→ AIM: Select, from the data, each line where "cumplan" occurs.
**** INPUT ROWS ****
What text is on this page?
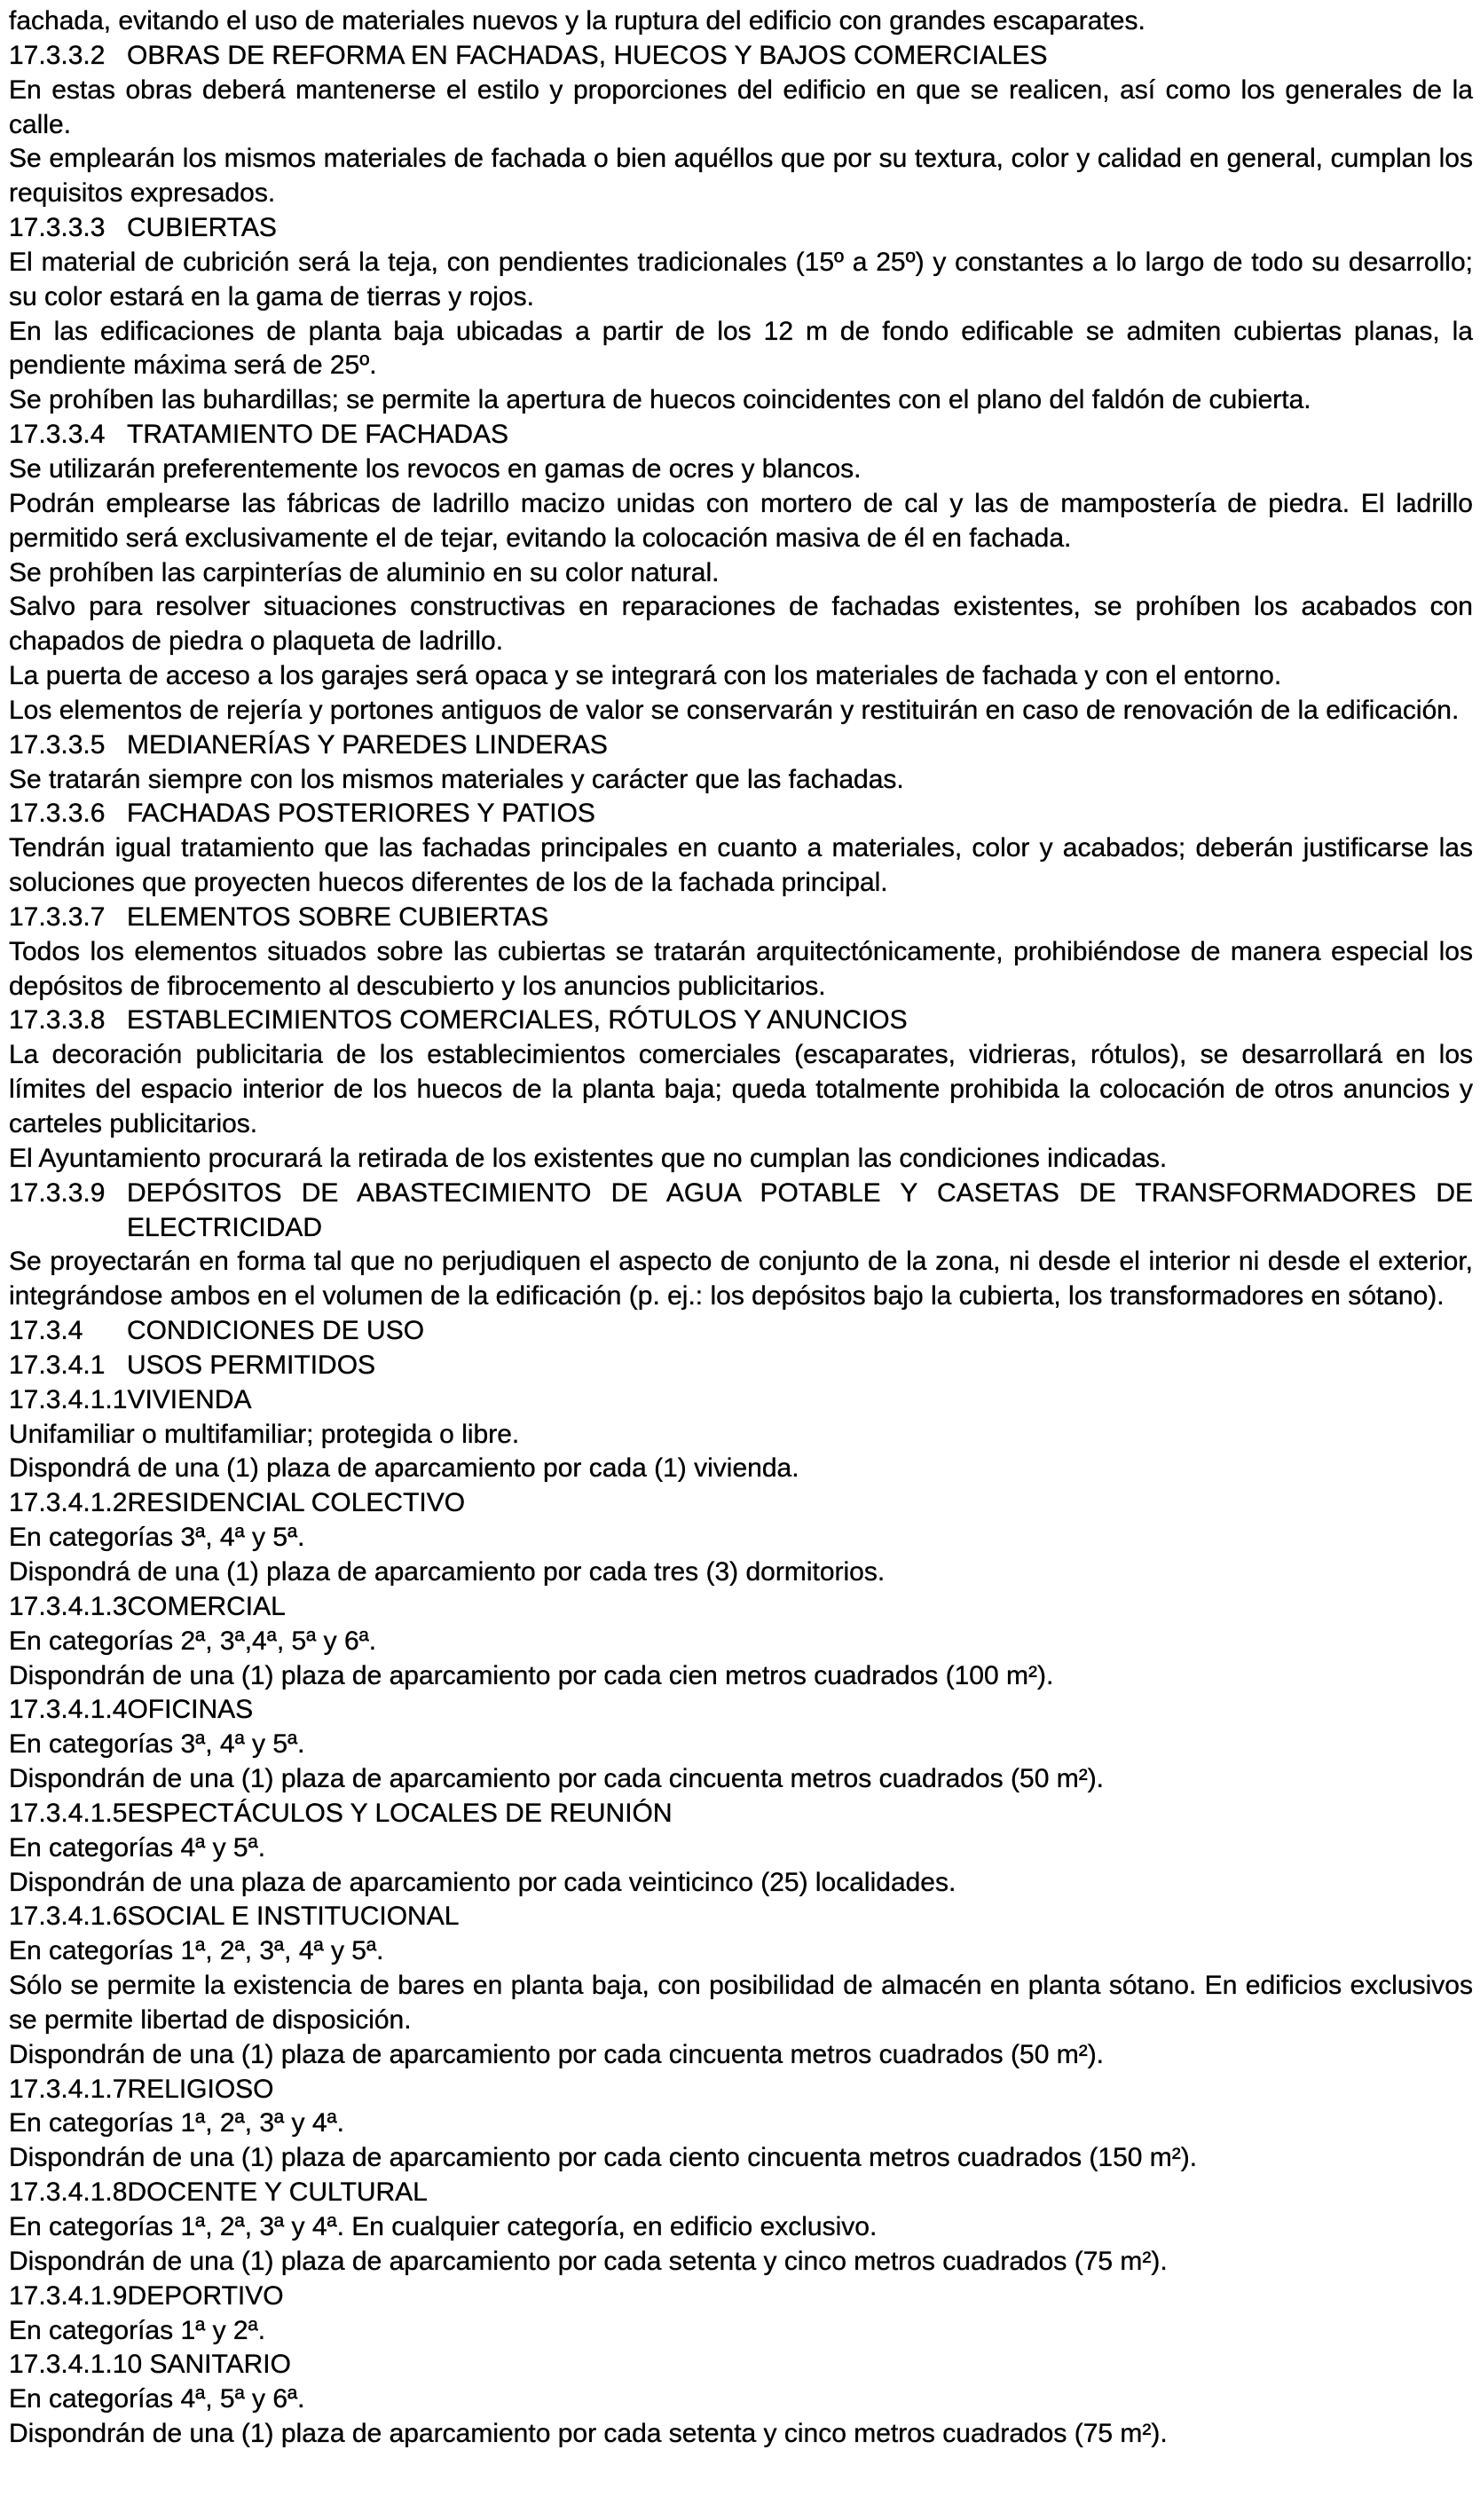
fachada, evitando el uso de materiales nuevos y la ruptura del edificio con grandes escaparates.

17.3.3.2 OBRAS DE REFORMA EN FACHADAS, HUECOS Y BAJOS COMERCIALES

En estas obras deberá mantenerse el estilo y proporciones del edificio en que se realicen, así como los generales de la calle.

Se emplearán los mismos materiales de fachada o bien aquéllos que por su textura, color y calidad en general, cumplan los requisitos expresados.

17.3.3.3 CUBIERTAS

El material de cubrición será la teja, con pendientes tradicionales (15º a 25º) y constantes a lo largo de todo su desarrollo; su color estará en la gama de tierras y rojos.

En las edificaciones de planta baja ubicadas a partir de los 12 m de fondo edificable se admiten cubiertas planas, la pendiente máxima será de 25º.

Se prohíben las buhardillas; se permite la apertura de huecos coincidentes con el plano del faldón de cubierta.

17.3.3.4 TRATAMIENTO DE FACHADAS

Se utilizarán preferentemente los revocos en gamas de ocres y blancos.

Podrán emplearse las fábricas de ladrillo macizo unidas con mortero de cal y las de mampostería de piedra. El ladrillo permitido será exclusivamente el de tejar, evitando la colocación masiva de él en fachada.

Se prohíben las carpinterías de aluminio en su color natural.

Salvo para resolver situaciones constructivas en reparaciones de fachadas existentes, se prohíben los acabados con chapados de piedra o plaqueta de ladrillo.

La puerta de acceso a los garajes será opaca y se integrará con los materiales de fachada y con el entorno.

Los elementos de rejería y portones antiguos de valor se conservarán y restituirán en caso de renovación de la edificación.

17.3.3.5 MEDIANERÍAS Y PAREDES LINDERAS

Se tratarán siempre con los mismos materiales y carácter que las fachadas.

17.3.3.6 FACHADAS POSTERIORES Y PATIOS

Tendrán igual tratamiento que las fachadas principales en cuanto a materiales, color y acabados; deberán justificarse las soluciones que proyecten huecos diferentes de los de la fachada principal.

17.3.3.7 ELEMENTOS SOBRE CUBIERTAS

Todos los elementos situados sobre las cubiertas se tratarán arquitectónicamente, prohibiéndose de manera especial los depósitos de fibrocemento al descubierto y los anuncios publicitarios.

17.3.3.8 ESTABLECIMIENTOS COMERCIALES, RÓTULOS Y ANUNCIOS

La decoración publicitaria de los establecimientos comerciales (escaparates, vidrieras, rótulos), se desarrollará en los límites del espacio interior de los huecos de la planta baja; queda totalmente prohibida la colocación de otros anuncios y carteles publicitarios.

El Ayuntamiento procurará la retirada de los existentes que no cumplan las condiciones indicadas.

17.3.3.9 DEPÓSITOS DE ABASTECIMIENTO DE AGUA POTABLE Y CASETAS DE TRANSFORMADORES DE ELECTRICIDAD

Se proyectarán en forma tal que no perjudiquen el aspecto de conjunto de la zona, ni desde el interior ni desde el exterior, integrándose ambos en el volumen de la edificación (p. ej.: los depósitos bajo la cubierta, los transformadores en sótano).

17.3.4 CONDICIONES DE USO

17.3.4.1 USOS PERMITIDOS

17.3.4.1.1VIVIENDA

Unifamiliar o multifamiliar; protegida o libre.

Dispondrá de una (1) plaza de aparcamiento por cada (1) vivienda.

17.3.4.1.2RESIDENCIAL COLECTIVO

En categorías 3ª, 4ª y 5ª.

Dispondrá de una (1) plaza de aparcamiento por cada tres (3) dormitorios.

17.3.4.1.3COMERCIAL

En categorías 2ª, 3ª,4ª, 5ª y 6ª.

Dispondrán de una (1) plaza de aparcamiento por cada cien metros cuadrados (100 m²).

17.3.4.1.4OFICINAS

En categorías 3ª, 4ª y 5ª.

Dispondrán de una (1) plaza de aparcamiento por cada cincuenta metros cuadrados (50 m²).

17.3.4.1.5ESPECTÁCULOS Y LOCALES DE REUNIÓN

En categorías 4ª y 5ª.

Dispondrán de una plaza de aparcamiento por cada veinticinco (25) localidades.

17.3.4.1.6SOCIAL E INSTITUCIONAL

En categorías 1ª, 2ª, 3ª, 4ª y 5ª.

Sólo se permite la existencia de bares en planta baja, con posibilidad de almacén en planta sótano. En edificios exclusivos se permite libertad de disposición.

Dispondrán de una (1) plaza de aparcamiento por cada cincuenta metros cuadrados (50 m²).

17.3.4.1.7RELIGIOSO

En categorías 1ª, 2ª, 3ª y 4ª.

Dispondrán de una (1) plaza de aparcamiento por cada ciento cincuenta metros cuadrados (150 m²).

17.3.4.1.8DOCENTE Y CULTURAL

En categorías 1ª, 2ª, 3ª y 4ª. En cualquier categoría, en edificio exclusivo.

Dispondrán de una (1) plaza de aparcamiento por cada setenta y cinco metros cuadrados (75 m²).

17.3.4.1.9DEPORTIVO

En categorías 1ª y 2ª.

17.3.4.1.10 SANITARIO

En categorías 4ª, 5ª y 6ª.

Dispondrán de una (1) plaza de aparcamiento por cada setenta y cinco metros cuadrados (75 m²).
****
**** INPUT ROWS ****
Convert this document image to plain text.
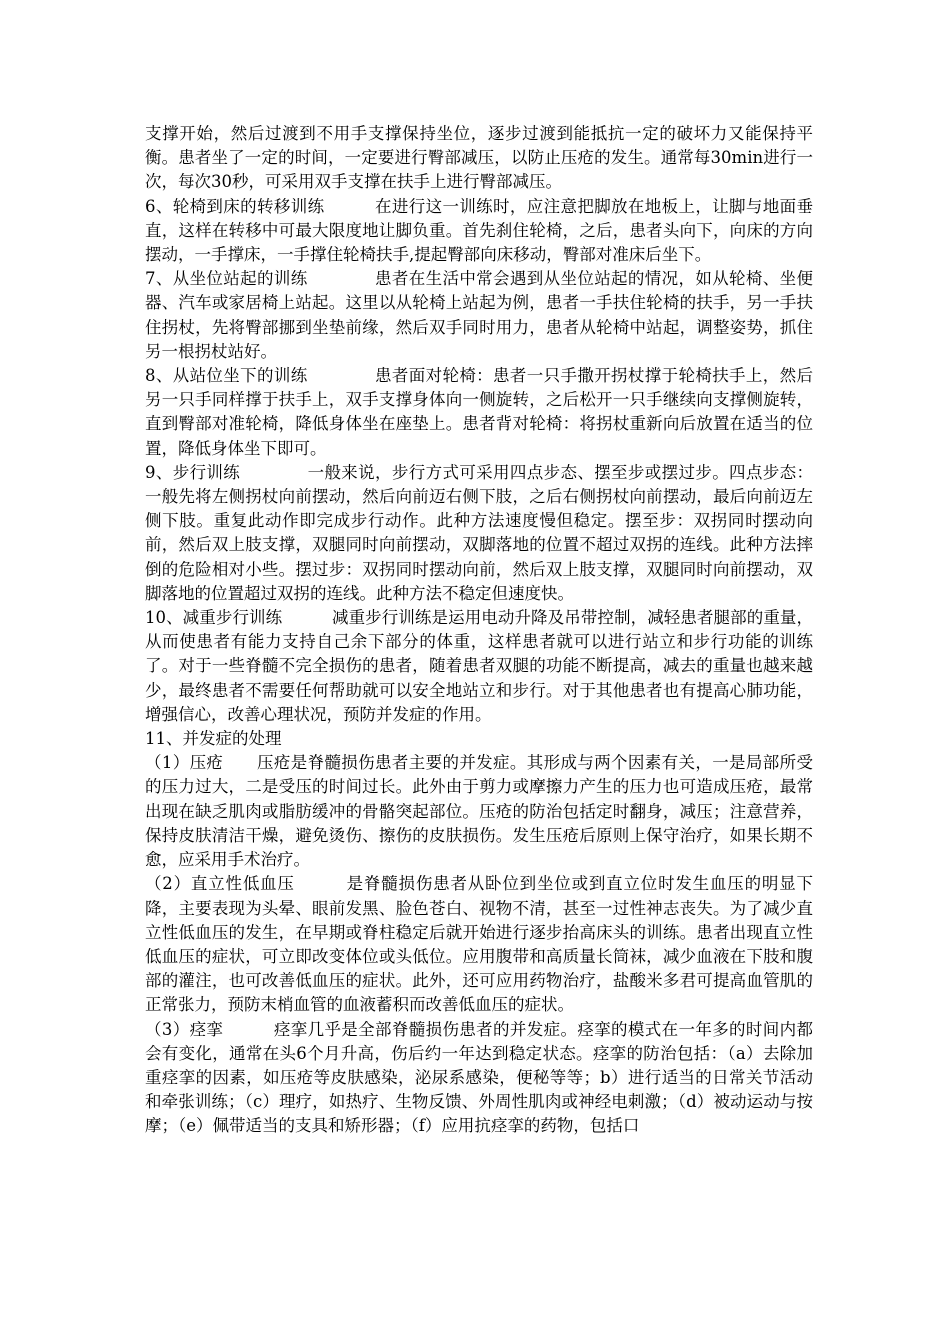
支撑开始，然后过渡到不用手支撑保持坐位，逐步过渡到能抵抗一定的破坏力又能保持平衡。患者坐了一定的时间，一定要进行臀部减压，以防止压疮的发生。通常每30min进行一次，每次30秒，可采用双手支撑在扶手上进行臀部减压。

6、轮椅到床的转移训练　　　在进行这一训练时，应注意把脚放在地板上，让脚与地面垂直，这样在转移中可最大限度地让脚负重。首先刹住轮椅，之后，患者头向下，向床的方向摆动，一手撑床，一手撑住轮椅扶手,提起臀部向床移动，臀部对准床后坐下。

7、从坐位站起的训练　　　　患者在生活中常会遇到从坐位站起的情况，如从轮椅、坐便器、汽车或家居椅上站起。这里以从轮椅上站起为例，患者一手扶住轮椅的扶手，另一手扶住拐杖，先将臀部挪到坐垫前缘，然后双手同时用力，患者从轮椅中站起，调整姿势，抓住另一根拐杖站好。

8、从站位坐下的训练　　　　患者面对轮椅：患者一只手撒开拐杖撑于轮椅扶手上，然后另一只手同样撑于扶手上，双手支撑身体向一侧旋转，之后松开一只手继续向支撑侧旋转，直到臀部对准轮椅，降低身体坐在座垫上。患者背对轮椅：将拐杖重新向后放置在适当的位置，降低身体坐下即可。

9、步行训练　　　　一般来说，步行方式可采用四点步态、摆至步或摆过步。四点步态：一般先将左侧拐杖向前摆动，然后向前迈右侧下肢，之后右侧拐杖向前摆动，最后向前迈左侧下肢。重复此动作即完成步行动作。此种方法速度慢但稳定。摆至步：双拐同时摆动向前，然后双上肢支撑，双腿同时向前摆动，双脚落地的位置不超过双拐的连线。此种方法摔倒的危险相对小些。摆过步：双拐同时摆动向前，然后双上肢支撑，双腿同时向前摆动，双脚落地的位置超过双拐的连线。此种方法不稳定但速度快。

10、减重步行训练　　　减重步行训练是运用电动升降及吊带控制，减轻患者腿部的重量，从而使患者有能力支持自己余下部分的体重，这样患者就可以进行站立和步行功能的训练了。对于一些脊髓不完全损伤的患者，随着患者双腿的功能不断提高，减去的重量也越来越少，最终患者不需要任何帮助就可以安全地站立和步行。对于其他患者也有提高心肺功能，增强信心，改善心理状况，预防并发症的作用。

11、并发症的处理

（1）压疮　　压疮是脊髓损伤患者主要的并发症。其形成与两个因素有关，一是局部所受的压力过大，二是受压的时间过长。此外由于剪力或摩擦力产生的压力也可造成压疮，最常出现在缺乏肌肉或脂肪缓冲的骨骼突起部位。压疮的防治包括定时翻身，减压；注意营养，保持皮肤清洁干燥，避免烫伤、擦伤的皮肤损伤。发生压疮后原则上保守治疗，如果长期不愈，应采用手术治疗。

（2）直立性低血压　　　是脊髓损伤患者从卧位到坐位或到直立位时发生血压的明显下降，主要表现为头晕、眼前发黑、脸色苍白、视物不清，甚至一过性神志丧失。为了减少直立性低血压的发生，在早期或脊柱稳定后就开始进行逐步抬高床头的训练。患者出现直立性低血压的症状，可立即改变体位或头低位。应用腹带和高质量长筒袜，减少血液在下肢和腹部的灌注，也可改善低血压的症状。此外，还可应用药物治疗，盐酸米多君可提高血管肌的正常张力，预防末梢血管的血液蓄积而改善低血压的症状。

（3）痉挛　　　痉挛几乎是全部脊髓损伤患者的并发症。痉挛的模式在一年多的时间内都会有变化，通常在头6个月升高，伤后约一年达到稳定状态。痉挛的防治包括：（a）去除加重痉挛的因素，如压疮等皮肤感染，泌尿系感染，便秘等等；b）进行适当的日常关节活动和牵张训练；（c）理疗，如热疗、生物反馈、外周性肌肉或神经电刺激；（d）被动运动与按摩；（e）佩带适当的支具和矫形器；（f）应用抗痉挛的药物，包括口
****
**** INPUT ROWS ****
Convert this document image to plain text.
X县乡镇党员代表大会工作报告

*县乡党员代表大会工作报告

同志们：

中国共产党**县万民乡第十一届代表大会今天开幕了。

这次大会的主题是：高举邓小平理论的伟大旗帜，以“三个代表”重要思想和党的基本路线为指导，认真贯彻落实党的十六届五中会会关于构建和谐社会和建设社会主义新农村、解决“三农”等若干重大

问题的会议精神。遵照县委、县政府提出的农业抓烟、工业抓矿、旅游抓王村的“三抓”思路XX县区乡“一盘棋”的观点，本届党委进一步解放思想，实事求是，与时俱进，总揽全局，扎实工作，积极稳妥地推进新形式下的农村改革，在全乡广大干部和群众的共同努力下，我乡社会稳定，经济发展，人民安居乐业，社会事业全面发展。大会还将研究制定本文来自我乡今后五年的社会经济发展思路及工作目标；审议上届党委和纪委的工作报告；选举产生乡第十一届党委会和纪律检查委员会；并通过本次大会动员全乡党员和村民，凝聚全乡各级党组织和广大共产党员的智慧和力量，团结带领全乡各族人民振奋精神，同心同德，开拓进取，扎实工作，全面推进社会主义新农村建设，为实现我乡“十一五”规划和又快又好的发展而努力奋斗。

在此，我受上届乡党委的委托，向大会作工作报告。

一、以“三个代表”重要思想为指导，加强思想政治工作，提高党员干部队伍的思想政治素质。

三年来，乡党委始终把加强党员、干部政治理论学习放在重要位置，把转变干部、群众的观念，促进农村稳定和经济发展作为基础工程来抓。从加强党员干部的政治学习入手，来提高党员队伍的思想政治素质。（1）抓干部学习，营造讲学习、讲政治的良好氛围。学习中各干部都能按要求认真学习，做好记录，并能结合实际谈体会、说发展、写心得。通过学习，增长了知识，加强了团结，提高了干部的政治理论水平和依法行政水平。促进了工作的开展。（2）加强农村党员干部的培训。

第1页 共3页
****
→ OUTPUT BELOW:
Se emplearán los mismos materiales de fachada o bien aquéllos que por su textura, color y calidad en general, cumplan los requisitos expresados.
El Ayuntamiento procurará la retirada de los existentes que no cumplan las condiciones indicadas.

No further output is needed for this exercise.